[start Task inputs]

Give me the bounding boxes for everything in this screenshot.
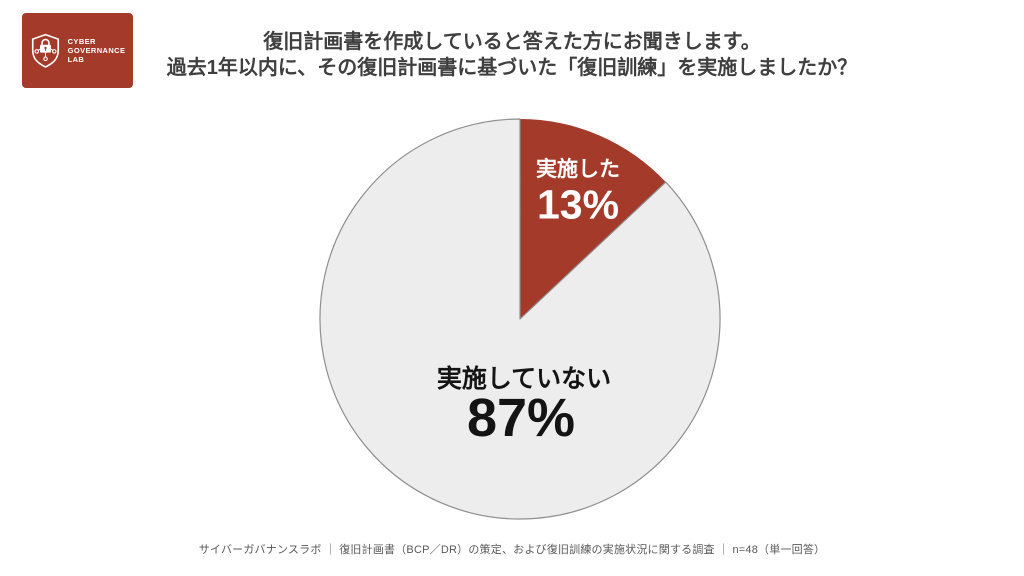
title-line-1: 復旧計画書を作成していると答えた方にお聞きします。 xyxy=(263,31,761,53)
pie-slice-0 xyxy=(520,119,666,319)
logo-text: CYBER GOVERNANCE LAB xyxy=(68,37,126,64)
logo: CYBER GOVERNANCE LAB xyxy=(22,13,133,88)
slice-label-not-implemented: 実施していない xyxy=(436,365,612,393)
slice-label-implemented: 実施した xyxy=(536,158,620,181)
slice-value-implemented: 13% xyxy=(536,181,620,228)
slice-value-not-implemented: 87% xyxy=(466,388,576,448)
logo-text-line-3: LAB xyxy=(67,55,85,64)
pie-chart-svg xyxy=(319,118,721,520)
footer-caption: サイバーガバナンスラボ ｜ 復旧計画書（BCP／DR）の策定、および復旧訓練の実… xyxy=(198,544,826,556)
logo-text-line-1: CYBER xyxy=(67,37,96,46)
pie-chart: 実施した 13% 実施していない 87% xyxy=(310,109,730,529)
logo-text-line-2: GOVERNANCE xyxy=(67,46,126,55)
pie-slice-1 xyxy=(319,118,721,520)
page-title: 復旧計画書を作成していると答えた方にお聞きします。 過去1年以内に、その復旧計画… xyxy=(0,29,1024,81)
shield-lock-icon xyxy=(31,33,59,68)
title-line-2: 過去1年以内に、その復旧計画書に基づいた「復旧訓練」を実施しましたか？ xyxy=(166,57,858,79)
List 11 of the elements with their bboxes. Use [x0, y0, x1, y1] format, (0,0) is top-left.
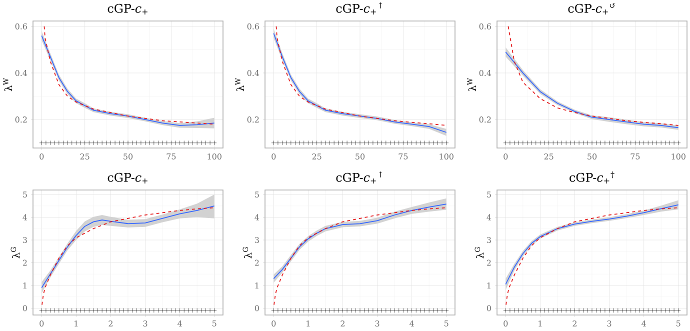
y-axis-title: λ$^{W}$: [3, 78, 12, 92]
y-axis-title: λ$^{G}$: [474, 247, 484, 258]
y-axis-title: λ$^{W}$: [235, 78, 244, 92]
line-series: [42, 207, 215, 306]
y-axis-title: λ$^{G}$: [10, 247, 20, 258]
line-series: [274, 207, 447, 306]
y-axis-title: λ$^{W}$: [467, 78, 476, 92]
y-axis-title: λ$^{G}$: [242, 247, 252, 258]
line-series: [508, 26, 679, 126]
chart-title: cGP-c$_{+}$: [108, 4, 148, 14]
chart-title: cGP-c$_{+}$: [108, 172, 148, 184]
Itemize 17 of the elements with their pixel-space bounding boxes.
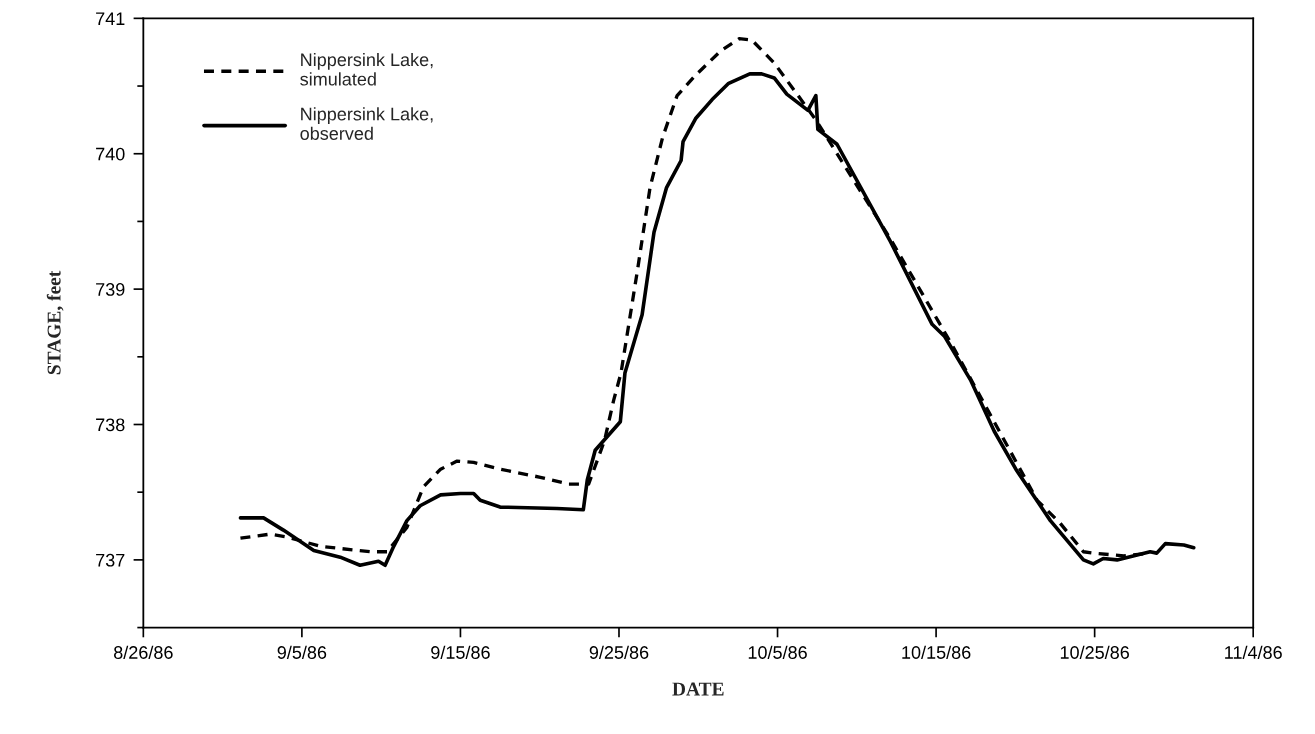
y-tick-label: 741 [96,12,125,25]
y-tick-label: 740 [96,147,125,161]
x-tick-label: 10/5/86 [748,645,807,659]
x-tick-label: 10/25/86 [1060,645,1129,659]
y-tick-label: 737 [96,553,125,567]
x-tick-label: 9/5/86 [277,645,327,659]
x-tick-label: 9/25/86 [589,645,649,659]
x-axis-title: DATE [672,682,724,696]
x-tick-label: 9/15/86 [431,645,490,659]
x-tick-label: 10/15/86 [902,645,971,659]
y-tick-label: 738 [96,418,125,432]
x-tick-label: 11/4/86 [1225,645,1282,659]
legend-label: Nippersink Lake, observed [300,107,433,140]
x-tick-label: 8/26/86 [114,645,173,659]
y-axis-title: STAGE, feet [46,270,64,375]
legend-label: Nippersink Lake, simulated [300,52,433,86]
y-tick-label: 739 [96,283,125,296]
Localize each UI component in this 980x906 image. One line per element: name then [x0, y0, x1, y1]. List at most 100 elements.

[end Task inputs]
[start Task inputs]

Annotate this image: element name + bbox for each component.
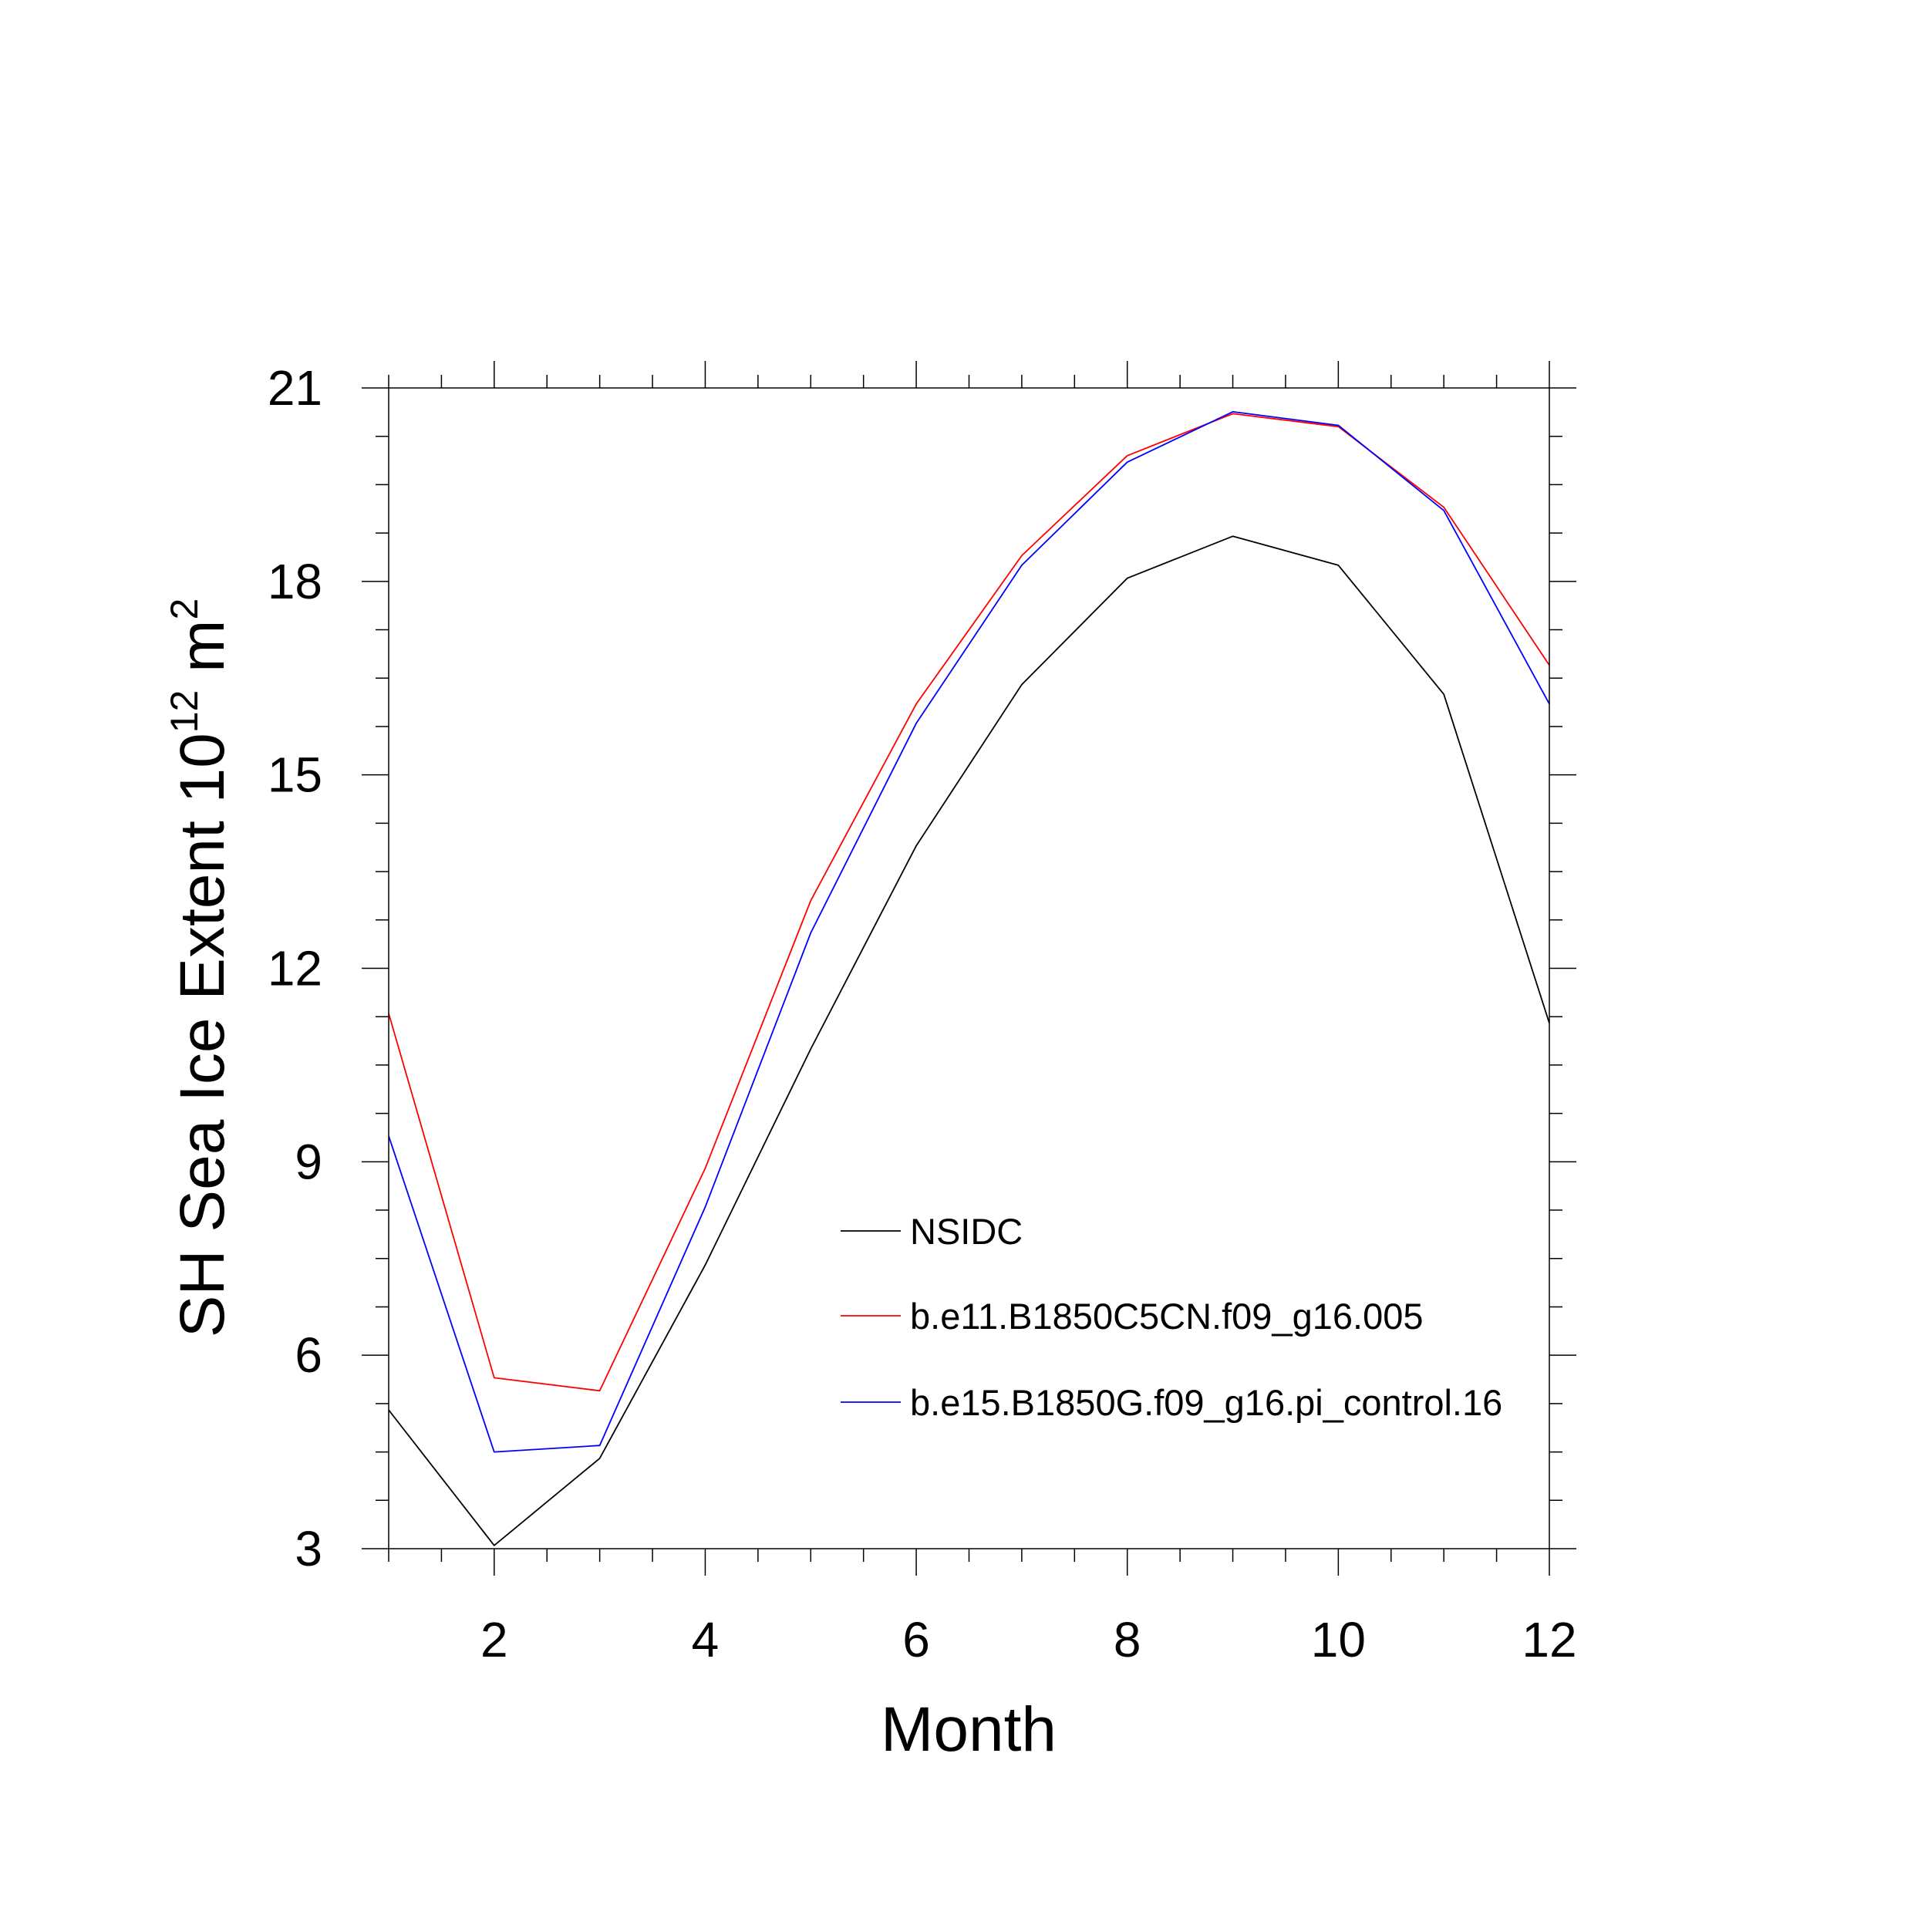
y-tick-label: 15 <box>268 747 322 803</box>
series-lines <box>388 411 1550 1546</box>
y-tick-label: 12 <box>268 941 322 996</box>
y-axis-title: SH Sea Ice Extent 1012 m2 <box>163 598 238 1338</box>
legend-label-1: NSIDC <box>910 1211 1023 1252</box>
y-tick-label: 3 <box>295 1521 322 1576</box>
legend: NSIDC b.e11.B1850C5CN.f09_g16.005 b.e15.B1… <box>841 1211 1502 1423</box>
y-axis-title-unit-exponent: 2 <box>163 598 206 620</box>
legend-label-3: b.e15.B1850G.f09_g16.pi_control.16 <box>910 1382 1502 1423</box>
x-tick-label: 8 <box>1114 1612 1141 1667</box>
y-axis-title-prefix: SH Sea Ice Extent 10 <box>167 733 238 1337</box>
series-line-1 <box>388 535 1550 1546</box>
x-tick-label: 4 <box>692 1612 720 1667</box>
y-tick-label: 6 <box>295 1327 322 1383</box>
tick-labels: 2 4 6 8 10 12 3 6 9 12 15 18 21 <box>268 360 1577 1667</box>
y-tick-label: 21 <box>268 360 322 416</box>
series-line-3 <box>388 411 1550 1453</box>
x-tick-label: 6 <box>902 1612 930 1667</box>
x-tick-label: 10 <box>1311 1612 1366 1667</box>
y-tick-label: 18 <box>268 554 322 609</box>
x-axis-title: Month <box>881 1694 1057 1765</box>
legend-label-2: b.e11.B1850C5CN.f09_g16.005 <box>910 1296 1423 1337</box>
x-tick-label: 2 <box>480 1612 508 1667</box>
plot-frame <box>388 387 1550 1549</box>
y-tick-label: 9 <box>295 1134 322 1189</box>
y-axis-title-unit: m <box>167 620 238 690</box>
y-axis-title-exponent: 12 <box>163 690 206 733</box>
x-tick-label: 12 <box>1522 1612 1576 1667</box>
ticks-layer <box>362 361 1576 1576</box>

[end Task inputs]

Problem: Print, unchanged, every line of the records from the line containing "y-tick-label: 15 <box>268 747 322 803</box>" up to and including the line containing "legend-label-1: NSIDC <box>910".

Result:
y-tick-label: 15 <box>268 747 322 803</box>
series-lines <box>388 411 1550 1546</box>
y-tick-label: 12 <box>268 941 322 996</box>
y-axis-title: SH Sea Ice Extent 1012 m2 <box>163 598 238 1338</box>
legend-label-1: NSIDC <box>910 1211 1023 1252</box>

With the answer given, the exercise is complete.